- [CONSIGNE A]
Recopiez le passage de l'article sur l'aire protégée de la rivière Péribonka qui va de « Mme Tremblay souligne l’expertise » jusqu'à « des coupes forestières. » inclus.

- [DOCUMENT]

Québec exclut du comité chargé de concrétiser l’aire protégée de la rivière Péribonka l’organisme qui a porté le projet depuis 2010. En revanche, les opposants y auront leur siège, a appris La Presse.

« C’est une attitude méprisante envers les citoyens qui s’impliquent », se désole Ève Tremblay.

Le Comité de sauvegarde de la rivière Péribonka (CSRP), dont elle fait partie avec une quinzaine de bénévoles, pilote depuis 12 ans le projet d’aire protégée dans le secteur de la rivière Péribonka, au Saguenay–Lac-Saint-Jean, que Québec a confirmé en juin dernier.

Mais leur groupe ne fait pas partie des 11 « intervenants du milieu » que le ministère de l’Environnement et de la Lutte contre les changements climatiques (MELCC) a conviés au comité chargé de finaliser le projet, même s’il avait expressément demandé d’en faire partie, a appris La Presse.

PHOTO ROBERT SKINNER, ARCHIVES LA PRESSE

Ève Tremblay, membre du Comité de sauvegarde de la rivière Péribonka

Ce comité sera appelé à se pencher sur les « limites fines » du territoire à protéger, son statut de protection, sa gestion et sa mise en valeur ainsi que sur les principaux objectifs du plan de conservation, a indiqué le MELCC à La Presse, justifiant l’absence des idéateurs du projet par la présence dans le comité du Conseil régional de l’environnement et du développement durable du Saguenay–Lac-Saint-Jean.

On a travaillé énormément fort pendant plus de 10 ans, c’est sûr qu’on est encore intéressés à [contribuer].

Ève Tremblay, membre du CSRP

Mme Tremblay souligne l’expertise acquise par le groupe, « que personne d’autre ne peut avoir ».

Place aux opposants

Différents « intervenants du milieu » opposés au projet d’aire protégée siègent en revanche au comité formé par le MELCC, dont les quatre municipalités régionales de comté (MRC) du Lac-Saint-Jean, qui ont souvent appelé à un mode de protection du territoire permettant la poursuite des coupes forestières.

Même la MRC du Domaine-du-Roy, dont le territoire ne touche pas à l’aire protégée projetée, y a une place.

- [CONSIGNE B]
Dans les lignes fournies, du début jusqu'à la ligne contenant « exposure-value[interactable]: +0.0 <box>958 » incluse, renommez « transparency-grid-icon » en « checkerboard-icon ». Réécrivez seulement ces lignes, sans autre modification.

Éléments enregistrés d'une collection

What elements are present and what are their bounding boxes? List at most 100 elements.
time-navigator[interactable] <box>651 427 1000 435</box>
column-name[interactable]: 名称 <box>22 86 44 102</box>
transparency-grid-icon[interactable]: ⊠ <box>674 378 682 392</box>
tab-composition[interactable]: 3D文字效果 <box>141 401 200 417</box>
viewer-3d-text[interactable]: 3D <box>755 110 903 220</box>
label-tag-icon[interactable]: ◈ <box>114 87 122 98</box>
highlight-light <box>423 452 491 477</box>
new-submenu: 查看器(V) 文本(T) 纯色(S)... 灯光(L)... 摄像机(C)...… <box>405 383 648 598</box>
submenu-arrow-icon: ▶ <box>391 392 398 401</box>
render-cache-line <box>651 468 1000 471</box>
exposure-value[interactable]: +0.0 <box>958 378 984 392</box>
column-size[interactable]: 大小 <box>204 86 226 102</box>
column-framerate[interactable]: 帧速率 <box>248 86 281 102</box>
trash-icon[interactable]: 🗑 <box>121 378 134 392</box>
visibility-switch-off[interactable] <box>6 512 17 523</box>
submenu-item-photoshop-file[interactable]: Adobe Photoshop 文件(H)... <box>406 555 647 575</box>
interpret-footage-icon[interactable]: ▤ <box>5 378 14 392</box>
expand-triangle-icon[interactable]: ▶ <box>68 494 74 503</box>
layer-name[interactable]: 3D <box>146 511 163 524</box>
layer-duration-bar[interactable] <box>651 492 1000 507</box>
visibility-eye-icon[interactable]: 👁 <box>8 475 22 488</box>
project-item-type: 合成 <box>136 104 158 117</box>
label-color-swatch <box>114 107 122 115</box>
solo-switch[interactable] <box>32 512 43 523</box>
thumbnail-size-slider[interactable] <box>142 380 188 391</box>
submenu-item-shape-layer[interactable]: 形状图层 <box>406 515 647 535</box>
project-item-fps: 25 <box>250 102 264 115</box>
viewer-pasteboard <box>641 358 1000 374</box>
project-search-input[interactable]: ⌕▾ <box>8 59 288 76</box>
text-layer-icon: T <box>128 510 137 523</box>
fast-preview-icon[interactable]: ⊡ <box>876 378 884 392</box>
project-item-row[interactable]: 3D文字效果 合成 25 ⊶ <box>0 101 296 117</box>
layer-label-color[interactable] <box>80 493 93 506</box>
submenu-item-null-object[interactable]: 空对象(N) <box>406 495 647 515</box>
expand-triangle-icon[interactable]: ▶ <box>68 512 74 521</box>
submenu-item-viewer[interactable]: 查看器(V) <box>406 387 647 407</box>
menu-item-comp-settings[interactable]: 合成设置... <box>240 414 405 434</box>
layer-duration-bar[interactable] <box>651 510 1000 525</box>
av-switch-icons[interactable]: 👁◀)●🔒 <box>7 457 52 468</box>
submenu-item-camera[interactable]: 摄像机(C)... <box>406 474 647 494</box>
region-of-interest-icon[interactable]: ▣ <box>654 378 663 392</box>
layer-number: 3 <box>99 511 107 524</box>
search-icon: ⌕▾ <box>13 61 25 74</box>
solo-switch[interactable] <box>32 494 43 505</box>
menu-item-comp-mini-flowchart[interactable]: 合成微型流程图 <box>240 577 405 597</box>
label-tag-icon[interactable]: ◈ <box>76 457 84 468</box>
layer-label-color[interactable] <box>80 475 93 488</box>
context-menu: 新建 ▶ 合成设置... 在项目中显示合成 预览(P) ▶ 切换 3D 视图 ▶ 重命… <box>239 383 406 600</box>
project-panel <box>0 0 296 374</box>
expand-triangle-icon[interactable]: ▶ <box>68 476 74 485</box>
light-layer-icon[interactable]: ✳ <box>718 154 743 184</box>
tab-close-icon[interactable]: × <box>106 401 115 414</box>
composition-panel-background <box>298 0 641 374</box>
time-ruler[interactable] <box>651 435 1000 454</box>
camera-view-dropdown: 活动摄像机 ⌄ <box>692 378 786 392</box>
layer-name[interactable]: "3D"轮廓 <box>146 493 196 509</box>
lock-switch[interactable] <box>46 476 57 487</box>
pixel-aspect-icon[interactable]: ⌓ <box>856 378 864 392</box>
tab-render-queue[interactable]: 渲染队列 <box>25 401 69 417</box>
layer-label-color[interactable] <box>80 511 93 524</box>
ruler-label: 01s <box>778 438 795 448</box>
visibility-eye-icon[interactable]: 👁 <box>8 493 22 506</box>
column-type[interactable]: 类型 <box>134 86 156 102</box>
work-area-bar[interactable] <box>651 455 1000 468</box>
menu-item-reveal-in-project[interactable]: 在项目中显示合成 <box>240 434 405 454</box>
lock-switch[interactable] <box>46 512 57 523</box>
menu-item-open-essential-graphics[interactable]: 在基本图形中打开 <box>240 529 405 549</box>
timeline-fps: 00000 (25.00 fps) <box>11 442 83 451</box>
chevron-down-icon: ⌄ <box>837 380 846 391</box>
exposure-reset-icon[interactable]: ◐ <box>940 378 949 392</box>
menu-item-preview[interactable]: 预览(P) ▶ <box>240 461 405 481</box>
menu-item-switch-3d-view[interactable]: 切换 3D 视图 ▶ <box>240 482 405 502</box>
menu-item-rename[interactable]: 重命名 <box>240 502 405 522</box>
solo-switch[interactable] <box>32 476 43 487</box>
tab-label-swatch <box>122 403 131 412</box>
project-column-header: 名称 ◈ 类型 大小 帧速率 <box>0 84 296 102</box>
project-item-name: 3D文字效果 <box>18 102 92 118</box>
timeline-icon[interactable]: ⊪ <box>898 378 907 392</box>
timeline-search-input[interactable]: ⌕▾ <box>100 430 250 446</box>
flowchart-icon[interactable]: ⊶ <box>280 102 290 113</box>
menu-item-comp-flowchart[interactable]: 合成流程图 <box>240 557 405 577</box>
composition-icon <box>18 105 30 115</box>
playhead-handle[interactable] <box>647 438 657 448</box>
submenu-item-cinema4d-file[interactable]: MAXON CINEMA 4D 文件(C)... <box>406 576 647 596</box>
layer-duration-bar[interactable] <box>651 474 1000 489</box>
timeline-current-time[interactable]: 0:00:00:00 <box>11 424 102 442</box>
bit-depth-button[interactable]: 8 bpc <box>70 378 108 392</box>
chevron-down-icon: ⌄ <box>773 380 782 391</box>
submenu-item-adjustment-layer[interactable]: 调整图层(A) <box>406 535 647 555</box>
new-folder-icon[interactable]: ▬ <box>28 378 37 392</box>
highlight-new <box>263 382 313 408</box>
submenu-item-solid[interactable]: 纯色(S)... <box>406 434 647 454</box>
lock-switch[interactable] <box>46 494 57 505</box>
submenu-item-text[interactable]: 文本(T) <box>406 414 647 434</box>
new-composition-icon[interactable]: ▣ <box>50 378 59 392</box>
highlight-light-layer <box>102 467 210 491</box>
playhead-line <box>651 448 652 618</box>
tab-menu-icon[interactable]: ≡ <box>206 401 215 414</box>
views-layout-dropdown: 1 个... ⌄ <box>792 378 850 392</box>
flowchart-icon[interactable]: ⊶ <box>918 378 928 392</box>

- [RÉPONSE A]
Mme Tremblay souligne l’expertise acquise par le groupe, « que personne d’autre ne peut avoir ».

Place aux opposants

Différents « intervenants du milieu » opposés au projet d’aire protégée siègent en revanche au comité formé par le MELCC, dont les quatre municipalités régionales de comté (MRC) du Lac-Saint-Jean, qui ont souvent appelé à un mode de protection du territoire permettant la poursuite des coupes forestières.

- [RÉPONSE B]
What elements are present and what are their bounding boxes? List at most 100 elements.
time-navigator[interactable] <box>651 427 1000 435</box>
column-name[interactable]: 名称 <box>22 86 44 102</box>
checkerboard-icon[interactable]: ⊠ <box>674 378 682 392</box>
tab-composition[interactable]: 3D文字效果 <box>141 401 200 417</box>
viewer-3d-text[interactable]: 3D <box>755 110 903 220</box>
label-tag-icon[interactable]: ◈ <box>114 87 122 98</box>
highlight-light <box>423 452 491 477</box>
new-submenu: 查看器(V) 文本(T) 纯色(S)... 灯光(L)... 摄像机(C)...… <box>405 383 648 598</box>
submenu-arrow-icon: ▶ <box>391 392 398 401</box>
render-cache-line <box>651 468 1000 471</box>
exposure-value[interactable]: +0.0 <box>958 378 984 392</box>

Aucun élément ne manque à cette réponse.